Output each entry below as it stands, leaving out every picture.

---------- Provided records

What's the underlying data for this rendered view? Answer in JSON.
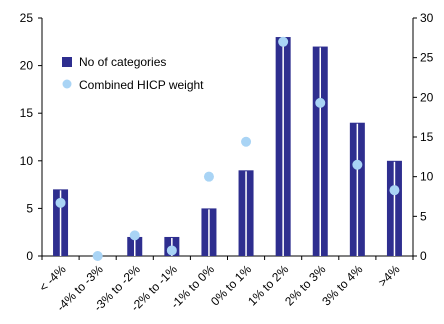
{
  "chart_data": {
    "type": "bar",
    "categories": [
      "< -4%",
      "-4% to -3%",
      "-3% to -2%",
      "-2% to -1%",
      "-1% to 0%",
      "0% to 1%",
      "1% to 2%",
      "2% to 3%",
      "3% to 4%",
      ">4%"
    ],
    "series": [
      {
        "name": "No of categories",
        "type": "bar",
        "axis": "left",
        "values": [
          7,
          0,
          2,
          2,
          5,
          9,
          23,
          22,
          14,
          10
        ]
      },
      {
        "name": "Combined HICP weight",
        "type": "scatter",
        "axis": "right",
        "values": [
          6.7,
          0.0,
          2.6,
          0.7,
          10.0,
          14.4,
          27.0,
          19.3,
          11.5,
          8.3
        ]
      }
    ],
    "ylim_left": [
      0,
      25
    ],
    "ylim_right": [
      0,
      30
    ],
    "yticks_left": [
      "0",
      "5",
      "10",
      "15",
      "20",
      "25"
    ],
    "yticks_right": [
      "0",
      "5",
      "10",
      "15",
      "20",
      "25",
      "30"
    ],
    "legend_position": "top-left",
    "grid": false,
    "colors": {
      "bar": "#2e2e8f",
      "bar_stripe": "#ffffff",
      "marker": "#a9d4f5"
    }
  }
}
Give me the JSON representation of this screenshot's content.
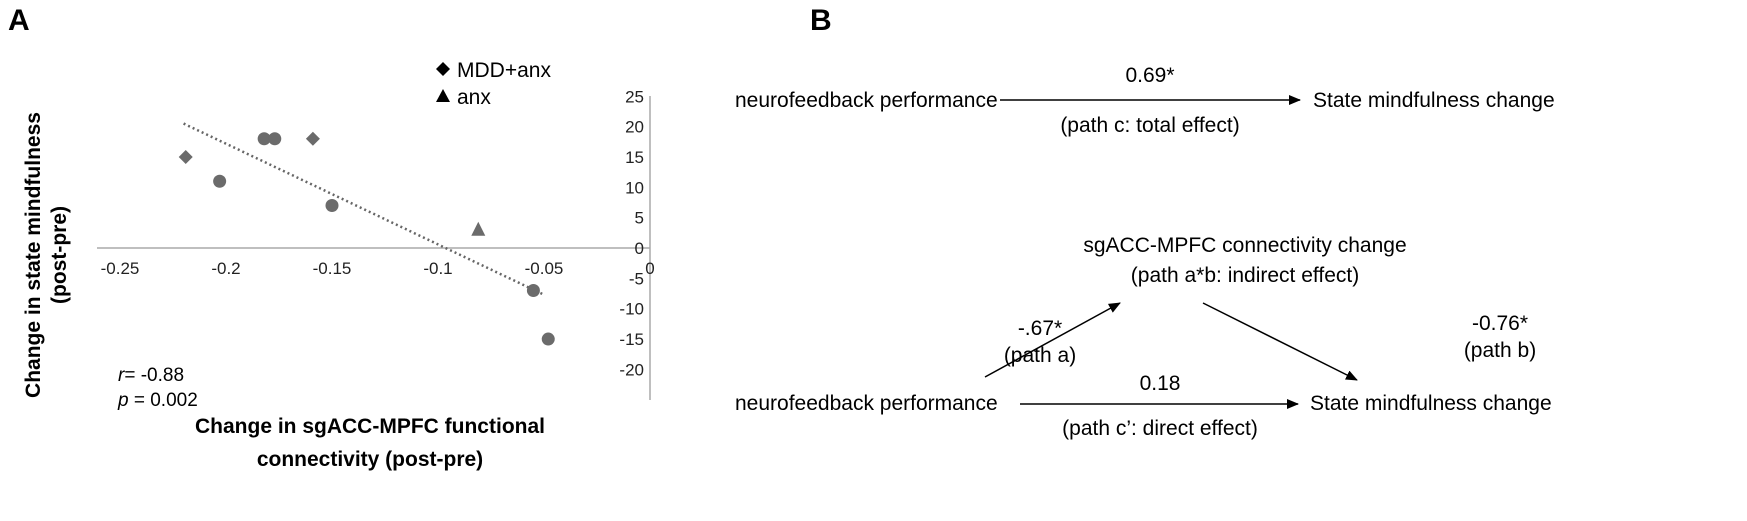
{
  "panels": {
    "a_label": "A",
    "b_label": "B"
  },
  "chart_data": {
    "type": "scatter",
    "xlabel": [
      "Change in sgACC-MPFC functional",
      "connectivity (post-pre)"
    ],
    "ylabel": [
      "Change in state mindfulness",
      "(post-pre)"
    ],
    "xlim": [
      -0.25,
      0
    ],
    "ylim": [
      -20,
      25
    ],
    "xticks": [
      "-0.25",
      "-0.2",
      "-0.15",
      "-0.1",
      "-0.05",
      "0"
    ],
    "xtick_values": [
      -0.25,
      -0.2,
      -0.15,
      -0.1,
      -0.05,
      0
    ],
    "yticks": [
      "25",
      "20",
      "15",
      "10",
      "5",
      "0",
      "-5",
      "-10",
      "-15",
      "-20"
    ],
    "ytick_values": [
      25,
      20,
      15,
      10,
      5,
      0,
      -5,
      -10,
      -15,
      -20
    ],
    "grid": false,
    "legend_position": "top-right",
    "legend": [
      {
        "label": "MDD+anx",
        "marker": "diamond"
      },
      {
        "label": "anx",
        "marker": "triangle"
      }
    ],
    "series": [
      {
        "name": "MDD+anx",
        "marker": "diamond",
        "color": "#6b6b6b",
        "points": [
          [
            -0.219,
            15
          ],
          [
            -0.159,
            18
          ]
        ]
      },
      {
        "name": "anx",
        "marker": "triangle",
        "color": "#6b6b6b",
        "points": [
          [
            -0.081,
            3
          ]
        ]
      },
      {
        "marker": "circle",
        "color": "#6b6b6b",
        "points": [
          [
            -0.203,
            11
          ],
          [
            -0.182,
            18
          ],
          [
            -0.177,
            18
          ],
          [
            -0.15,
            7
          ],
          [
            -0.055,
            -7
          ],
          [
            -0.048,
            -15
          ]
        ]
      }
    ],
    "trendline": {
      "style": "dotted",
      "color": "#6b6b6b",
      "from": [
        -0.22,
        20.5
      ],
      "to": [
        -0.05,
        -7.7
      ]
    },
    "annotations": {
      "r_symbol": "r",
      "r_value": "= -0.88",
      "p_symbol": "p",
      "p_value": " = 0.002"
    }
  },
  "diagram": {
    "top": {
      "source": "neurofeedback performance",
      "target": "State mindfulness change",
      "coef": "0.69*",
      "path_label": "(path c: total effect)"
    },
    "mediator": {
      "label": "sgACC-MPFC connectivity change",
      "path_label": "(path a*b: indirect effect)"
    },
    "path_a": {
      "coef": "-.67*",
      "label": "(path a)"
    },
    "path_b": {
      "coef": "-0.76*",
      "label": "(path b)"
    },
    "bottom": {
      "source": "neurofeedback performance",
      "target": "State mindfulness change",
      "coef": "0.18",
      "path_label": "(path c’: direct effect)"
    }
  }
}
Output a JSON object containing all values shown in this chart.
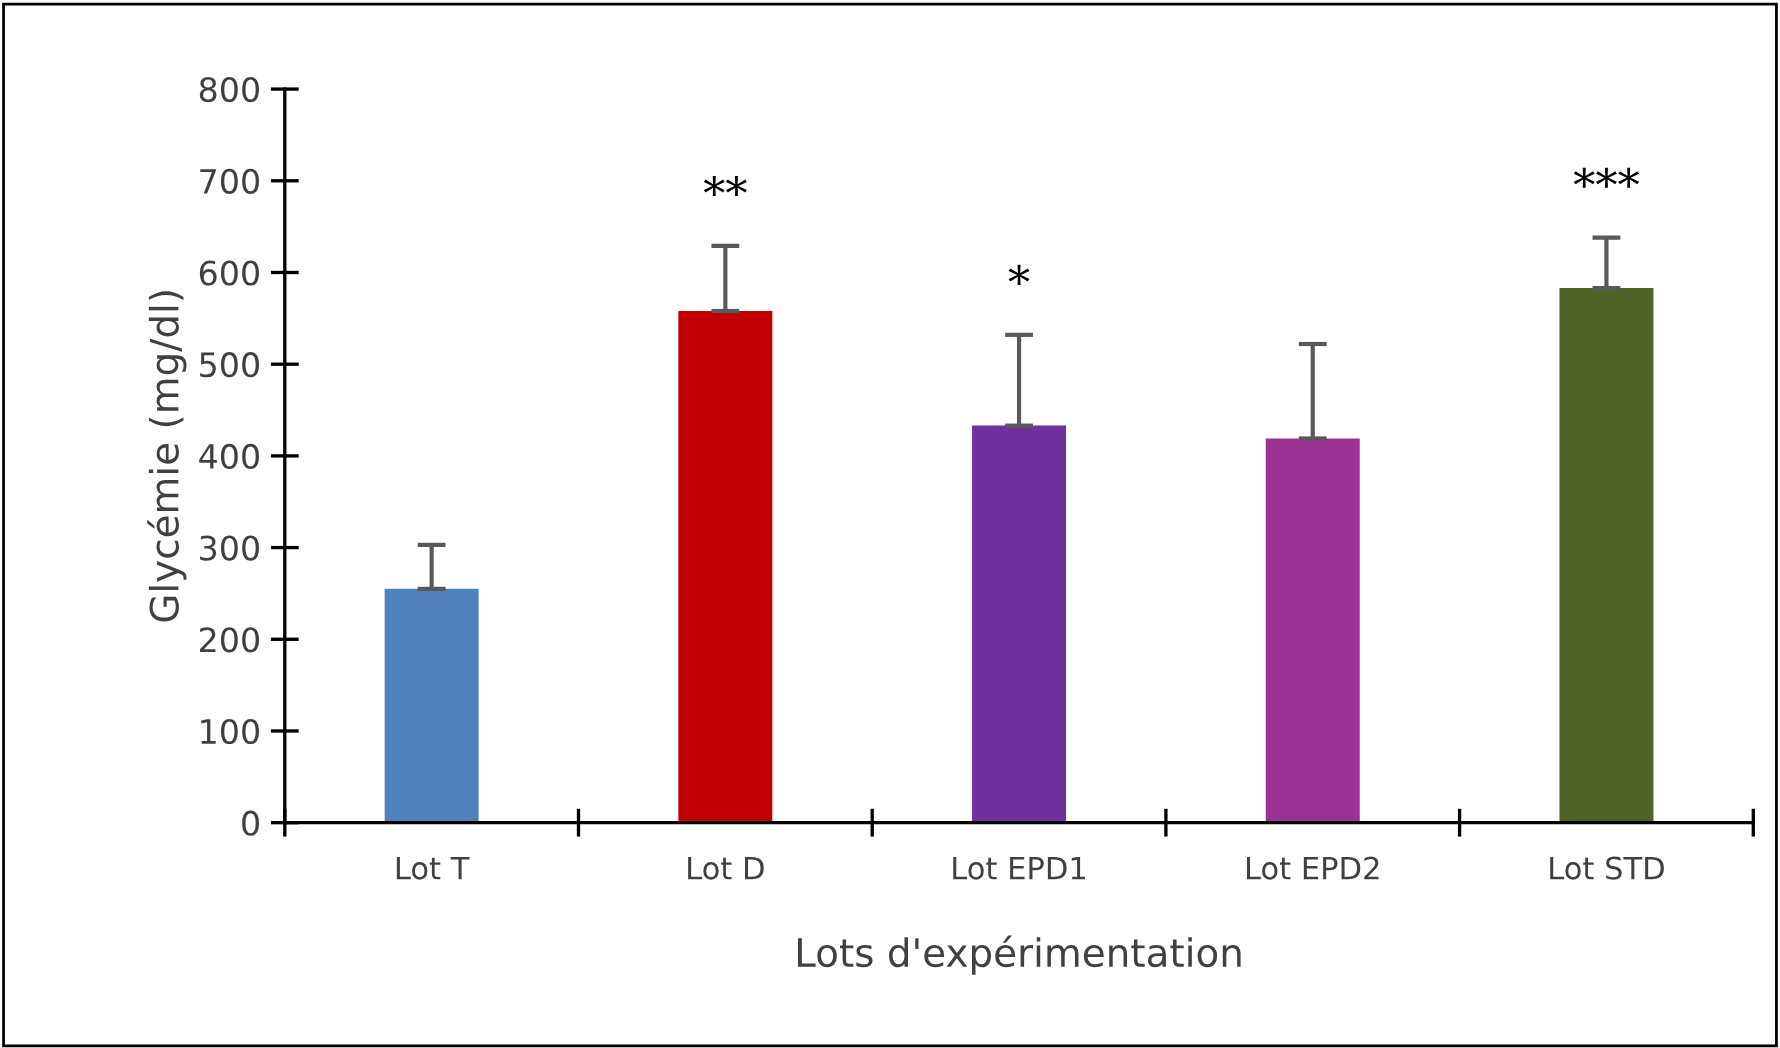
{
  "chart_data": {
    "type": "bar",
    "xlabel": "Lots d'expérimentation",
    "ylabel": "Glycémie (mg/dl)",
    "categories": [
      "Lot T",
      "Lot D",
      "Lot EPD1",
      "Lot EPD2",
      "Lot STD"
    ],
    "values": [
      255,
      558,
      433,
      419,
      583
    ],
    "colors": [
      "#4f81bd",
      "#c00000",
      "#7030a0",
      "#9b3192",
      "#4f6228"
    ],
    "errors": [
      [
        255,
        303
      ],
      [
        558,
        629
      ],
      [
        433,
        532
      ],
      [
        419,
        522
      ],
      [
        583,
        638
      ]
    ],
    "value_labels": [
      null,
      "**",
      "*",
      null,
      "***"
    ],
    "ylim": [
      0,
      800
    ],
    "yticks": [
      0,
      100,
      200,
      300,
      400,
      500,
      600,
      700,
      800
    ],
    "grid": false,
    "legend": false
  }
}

--------------------

● Exercise response:
What's the underlying data for this rendered view? Answer in JSON.
{
  "chart_data": {
    "type": "bar",
    "categories": [
      "< -4%",
      "-4% to -3%",
      "-3% to -2%",
      "-2% to -1%",
      "-1% to 0%",
      "0% to 1%",
      "1% to 2%",
      "2% to 3%",
      "3% to 4%",
      ">4%"
    ],
    "series": [
      {
        "name": "No of categories",
        "type": "bar",
        "axis": "left",
        "values": [
          7,
          0,
          2,
          2,
          5,
          9,
          23,
          22,
          14,
          10
        ]
      },
      {
        "name": "Combined HICP weight",
        "type": "scatter",
        "axis": "right",
        "values": [
          6.7,
          0.0,
          2.6,
          0.7,
          10.0,
          14.4,
          27.0,
          19.3,
          11.5,
          8.3
        ]
      }
    ],
    "ylim_left": [
      0,
      25
    ],
    "ylim_right": [
      0,
      30
    ],
    "yticks_left": [
      "0",
      "5",
      "10",
      "15",
      "20",
      "25"
    ],
    "yticks_right": [
      "0",
      "5",
      "10",
      "15",
      "20",
      "25",
      "30"
    ],
    "legend_position": "top-left",
    "grid": false,
    "colors": {
      "bar": "#2e2e8f",
      "bar_stripe": "#ffffff",
      "marker": "#a9d4f5"
    }
  }
}
Give me the JSON representation of this screenshot's content.
{
  "panels": {
    "a_label": "A",
    "b_label": "B"
  },
  "chart_data": {
    "type": "scatter",
    "xlabel": [
      "Change in sgACC-MPFC functional",
      "connectivity (post-pre)"
    ],
    "ylabel": [
      "Change in state mindfulness",
      "(post-pre)"
    ],
    "xlim": [
      -0.25,
      0
    ],
    "ylim": [
      -20,
      25
    ],
    "xticks": [
      "-0.25",
      "-0.2",
      "-0.15",
      "-0.1",
      "-0.05",
      "0"
    ],
    "xtick_values": [
      -0.25,
      -0.2,
      -0.15,
      -0.1,
      -0.05,
      0
    ],
    "yticks": [
      "25",
      "20",
      "15",
      "10",
      "5",
      "0",
      "-5",
      "-10",
      "-15",
      "-20"
    ],
    "ytick_values": [
      25,
      20,
      15,
      10,
      5,
      0,
      -5,
      -10,
      -15,
      -20
    ],
    "grid": false,
    "legend_position": "top-right",
    "legend": [
      {
        "label": "MDD+anx",
        "marker": "diamond"
      },
      {
        "label": "anx",
        "marker": "triangle"
      }
    ],
    "series": [
      {
        "name": "MDD+anx",
        "marker": "diamond",
        "color": "#6b6b6b",
        "points": [
          [
            -0.219,
            15
          ],
          [
            -0.159,
            18
          ]
        ]
      },
      {
        "name": "anx",
        "marker": "triangle",
        "color": "#6b6b6b",
        "points": [
          [
            -0.081,
            3
          ]
        ]
      },
      {
        "marker": "circle",
        "color": "#6b6b6b",
        "points": [
          [
            -0.203,
            11
          ],
          [
            -0.182,
            18
          ],
          [
            -0.177,
            18
          ],
          [
            -0.15,
            7
          ],
          [
            -0.055,
            -7
          ],
          [
            -0.048,
            -15
          ]
        ]
      }
    ],
    "trendline": {
      "style": "dotted",
      "color": "#6b6b6b",
      "from": [
        -0.22,
        20.5
      ],
      "to": [
        -0.05,
        -7.7
      ]
    },
    "annotations": {
      "r_symbol": "r",
      "r_value": "= -0.88",
      "p_symbol": "p",
      "p_value": " = 0.002"
    }
  },
  "diagram": {
    "top": {
      "source": "neurofeedback performance",
      "target": "State mindfulness change",
      "coef": "0.69*",
      "path_label": "(path c: total effect)"
    },
    "mediator": {
      "label": "sgACC-MPFC connectivity change",
      "path_label": "(path a*b: indirect effect)"
    },
    "path_a": {
      "coef": "-.67*",
      "label": "(path a)"
    },
    "path_b": {
      "coef": "-0.76*",
      "label": "(path b)"
    },
    "bottom": {
      "source": "neurofeedback performance",
      "target": "State mindfulness change",
      "coef": "0.18",
      "path_label": "(path c’: direct effect)"
    }
  }
}
Output a JSON object containing all values shown in this chart.
{
  "chart_data": {
    "type": "bar",
    "xlabel": "Lots d'expérimentation",
    "ylabel": "Glycémie (mg/dl)",
    "categories": [
      "Lot T",
      "Lot D",
      "Lot EPD1",
      "Lot EPD2",
      "Lot STD"
    ],
    "values": [
      255,
      558,
      433,
      419,
      583
    ],
    "colors": [
      "#4f81bd",
      "#c00000",
      "#7030a0",
      "#9b3192",
      "#4f6228"
    ],
    "errors": [
      [
        255,
        303
      ],
      [
        558,
        629
      ],
      [
        433,
        532
      ],
      [
        419,
        522
      ],
      [
        583,
        638
      ]
    ],
    "value_labels": [
      null,
      "**",
      "*",
      null,
      "***"
    ],
    "ylim": [
      0,
      800
    ],
    "yticks": [
      0,
      100,
      200,
      300,
      400,
      500,
      600,
      700,
      800
    ],
    "grid": false,
    "legend": false
  }
}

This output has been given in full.